Short exercise
Examine the entries and show every line in which the word "title" is found.

--- BEGIN Exercise inputs ---

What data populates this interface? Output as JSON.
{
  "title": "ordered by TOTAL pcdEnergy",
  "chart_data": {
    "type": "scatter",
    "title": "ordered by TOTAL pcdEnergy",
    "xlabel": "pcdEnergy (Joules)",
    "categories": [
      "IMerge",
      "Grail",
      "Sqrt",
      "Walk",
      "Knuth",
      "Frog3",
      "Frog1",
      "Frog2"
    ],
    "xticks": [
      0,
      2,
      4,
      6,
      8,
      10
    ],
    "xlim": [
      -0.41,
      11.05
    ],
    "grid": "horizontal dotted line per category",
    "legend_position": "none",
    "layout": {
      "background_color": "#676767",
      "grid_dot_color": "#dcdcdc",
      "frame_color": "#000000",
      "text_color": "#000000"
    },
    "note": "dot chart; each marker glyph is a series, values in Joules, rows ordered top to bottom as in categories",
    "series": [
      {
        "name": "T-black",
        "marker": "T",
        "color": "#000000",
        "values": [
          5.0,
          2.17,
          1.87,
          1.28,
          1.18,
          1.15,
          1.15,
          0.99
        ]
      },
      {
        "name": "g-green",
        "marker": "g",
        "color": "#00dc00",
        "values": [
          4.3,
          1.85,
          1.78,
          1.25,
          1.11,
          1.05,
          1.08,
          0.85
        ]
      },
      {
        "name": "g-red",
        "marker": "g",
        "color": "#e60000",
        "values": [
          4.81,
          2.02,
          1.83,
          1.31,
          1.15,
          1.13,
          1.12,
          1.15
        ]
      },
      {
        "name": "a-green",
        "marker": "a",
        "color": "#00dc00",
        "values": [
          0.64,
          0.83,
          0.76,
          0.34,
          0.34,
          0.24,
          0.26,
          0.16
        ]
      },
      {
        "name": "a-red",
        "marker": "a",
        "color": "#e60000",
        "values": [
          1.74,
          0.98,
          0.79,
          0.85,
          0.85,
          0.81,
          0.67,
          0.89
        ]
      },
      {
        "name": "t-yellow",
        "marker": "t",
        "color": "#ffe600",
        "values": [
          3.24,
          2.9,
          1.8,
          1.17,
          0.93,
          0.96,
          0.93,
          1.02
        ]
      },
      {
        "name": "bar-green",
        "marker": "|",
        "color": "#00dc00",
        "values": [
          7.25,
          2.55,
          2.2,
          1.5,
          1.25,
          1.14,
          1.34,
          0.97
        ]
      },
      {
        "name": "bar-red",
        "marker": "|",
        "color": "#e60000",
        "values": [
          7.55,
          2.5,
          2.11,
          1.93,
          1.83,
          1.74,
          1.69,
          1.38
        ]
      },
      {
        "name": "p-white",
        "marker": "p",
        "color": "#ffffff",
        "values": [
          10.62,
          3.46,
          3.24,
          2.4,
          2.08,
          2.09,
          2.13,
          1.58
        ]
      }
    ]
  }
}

--- END Exercise inputs ---

Expected output
  "title": "ordered by TOTAL pcdEnergy",
    "title": "ordered by TOTAL pcdEnergy",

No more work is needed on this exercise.